+++ RECORDS SUPPLIED
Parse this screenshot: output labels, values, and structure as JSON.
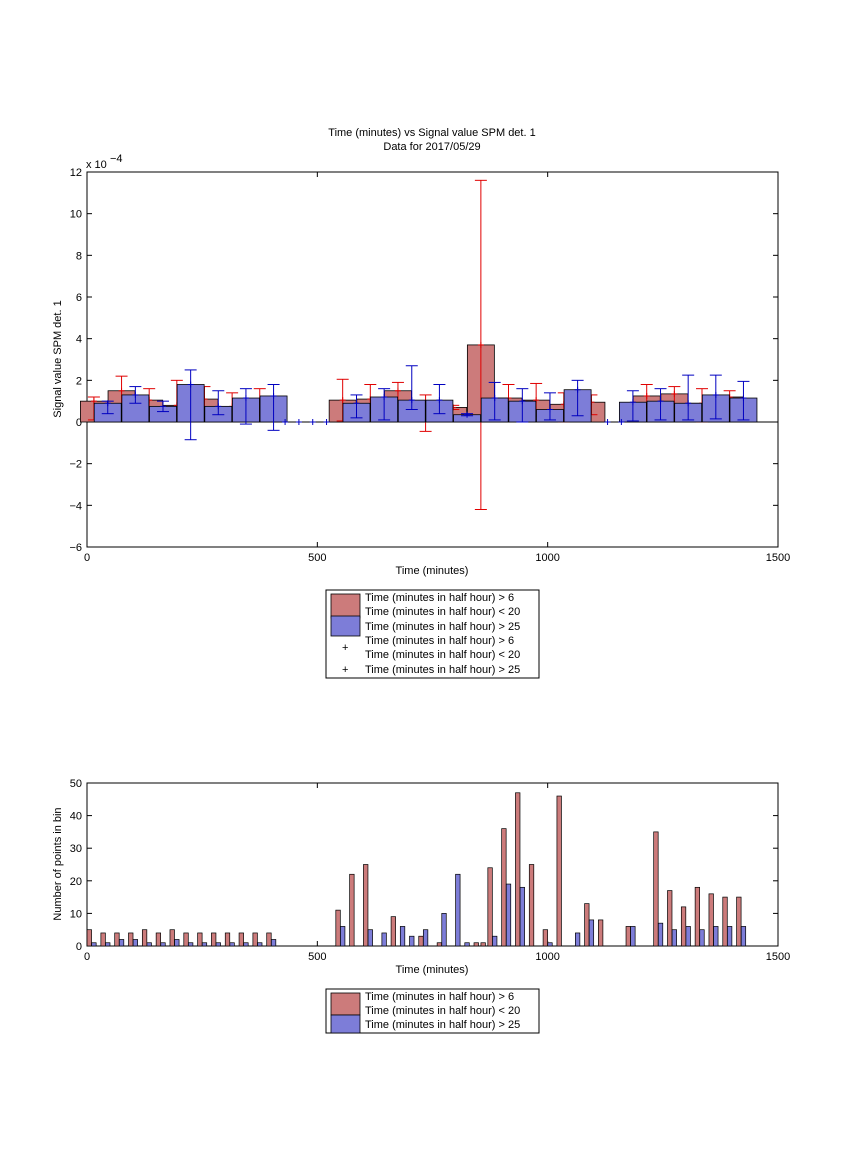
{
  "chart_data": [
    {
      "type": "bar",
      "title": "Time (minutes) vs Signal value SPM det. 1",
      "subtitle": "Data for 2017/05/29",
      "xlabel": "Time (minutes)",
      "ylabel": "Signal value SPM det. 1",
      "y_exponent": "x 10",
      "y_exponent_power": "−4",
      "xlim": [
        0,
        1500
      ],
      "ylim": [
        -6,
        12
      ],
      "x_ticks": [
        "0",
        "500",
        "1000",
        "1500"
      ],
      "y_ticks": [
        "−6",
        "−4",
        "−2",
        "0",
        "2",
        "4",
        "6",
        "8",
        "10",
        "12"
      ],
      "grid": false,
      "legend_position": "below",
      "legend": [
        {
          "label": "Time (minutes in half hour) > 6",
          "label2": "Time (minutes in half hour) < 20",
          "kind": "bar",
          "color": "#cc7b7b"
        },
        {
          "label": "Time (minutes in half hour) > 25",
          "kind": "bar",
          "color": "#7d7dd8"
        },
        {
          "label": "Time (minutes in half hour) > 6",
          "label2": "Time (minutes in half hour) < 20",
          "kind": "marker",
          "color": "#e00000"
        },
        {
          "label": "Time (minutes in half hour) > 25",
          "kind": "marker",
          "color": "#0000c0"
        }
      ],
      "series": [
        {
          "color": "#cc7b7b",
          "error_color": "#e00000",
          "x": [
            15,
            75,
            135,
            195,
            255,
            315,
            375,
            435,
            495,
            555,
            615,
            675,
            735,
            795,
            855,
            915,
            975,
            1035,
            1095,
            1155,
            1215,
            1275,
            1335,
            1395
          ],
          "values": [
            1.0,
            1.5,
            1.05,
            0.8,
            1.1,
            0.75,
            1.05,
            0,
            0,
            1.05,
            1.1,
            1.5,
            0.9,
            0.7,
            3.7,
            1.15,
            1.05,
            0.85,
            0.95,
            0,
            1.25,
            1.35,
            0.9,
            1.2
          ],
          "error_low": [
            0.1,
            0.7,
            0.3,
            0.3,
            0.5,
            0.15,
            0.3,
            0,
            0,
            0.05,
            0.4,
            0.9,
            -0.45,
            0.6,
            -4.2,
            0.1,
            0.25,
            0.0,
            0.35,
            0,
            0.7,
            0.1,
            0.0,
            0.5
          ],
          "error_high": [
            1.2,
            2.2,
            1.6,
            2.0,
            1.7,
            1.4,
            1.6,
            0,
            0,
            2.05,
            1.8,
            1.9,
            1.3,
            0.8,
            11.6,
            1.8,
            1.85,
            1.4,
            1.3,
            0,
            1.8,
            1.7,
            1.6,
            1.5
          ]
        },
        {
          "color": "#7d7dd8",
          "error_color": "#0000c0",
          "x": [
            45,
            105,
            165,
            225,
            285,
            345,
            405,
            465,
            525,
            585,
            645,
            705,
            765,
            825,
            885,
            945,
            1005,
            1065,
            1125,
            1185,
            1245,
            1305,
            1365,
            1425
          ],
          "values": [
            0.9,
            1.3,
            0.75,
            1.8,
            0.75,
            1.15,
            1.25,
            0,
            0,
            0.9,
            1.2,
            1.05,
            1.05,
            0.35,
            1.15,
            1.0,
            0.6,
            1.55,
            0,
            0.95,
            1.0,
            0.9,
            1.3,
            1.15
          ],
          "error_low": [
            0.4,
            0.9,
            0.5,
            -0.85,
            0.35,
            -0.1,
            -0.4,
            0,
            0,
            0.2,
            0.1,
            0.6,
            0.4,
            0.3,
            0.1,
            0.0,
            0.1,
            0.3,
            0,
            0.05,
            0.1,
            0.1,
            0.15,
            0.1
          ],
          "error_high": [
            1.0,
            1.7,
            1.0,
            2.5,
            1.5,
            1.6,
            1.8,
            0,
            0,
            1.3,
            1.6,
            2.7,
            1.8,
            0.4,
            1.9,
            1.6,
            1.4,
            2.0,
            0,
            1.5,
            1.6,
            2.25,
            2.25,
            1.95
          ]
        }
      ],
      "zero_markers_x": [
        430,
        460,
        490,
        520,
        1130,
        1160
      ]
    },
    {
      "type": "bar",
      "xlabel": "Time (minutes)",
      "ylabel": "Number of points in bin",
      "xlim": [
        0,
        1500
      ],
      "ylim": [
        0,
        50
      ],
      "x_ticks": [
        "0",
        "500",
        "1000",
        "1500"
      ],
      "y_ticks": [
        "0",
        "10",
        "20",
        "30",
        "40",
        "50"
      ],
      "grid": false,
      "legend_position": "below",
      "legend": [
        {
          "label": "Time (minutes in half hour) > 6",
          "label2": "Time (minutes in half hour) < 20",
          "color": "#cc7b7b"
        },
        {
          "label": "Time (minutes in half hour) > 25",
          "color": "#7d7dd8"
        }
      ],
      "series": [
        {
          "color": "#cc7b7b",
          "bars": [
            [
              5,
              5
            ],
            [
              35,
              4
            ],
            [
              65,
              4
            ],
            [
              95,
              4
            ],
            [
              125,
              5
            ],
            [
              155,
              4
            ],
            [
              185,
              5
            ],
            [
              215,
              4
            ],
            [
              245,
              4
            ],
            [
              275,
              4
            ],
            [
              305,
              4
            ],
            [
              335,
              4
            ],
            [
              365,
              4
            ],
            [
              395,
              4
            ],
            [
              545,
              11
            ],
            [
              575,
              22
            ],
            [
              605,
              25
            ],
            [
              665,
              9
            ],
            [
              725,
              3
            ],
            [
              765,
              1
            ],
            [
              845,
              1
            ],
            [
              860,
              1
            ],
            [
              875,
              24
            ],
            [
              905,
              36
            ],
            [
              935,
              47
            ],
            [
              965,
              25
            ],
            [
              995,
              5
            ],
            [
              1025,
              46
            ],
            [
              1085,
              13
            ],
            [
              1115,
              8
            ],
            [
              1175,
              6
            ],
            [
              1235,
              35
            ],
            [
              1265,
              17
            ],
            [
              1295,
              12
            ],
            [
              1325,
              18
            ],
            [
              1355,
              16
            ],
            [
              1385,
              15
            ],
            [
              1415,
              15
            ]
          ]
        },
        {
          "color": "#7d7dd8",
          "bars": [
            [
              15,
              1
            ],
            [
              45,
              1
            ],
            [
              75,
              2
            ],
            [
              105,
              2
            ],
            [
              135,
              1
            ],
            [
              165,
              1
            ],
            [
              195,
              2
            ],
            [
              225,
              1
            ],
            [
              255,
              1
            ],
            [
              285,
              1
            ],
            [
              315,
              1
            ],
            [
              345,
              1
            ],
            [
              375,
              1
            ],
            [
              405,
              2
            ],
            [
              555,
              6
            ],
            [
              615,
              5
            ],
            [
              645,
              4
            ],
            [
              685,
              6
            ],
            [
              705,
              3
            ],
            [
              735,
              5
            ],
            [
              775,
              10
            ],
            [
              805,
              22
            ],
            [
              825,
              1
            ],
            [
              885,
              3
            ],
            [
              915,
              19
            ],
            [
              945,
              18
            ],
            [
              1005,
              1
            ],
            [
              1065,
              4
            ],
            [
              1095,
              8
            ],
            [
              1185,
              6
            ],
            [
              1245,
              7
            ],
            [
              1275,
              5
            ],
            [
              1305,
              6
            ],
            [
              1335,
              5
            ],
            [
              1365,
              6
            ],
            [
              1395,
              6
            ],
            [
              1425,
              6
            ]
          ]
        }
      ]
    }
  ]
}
++++++
+++ RECORDS SUPPLIED
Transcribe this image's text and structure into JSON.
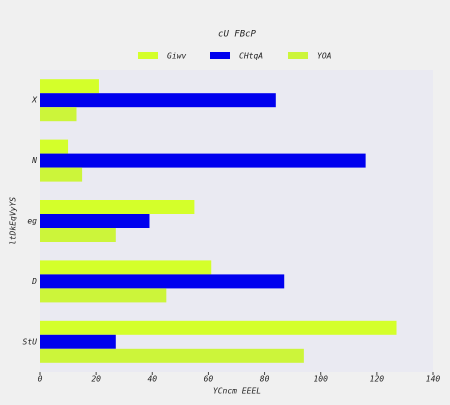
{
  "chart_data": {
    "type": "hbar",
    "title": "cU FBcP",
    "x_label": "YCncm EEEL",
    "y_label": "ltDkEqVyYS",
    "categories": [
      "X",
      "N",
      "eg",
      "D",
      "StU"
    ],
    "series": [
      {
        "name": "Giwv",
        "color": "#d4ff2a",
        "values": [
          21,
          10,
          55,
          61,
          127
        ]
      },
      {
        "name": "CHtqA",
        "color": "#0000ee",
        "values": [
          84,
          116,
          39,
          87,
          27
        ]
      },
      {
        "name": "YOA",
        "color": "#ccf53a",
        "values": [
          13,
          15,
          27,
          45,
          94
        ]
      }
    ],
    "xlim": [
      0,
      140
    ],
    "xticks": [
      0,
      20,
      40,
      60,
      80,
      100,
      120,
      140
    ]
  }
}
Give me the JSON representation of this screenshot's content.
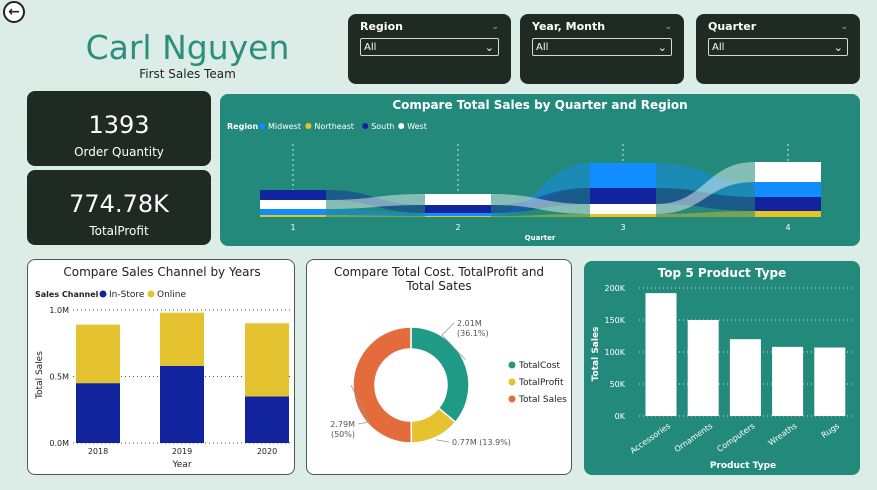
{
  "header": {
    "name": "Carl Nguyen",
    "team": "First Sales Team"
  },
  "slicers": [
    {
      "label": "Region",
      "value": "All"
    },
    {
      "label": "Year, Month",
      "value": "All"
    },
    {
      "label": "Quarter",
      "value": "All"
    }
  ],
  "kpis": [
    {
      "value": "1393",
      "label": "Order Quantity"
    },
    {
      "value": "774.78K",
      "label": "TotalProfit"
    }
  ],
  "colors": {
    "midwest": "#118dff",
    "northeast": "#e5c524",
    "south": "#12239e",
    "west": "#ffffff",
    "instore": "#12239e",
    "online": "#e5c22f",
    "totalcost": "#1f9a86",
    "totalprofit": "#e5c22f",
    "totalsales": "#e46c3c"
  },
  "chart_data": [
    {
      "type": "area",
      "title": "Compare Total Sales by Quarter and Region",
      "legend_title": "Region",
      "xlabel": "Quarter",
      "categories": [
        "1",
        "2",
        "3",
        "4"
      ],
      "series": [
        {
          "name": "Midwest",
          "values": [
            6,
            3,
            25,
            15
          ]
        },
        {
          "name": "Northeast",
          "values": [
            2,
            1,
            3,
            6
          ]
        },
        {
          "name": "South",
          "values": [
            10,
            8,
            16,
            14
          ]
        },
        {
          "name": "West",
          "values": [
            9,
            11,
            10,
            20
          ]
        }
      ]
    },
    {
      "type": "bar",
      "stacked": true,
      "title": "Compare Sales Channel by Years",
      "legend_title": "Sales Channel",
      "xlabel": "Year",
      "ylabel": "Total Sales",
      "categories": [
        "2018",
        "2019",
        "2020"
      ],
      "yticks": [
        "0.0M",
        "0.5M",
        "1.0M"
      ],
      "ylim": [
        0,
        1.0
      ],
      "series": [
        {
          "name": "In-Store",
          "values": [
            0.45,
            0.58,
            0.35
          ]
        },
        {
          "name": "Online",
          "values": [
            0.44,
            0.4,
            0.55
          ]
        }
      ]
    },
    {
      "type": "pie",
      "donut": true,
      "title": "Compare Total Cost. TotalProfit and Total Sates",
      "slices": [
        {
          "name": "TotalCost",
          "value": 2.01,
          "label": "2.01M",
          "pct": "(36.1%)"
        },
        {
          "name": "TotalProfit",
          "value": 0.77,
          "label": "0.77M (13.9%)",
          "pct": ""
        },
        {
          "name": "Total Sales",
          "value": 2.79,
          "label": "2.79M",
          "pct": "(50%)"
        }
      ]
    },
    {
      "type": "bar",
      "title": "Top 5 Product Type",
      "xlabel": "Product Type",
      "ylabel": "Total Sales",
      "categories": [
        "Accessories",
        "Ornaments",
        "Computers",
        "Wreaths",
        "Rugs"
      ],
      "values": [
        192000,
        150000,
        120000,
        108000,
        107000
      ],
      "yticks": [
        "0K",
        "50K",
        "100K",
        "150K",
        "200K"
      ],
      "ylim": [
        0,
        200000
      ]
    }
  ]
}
++++++
STATED PROBLEM:
Where a line holds "Region", copy it out.

EXPECTED ANSWER:
      "label": "Region",
      "title": "Compare Total Sales by Quarter and Region",
      "legend_title": "Region",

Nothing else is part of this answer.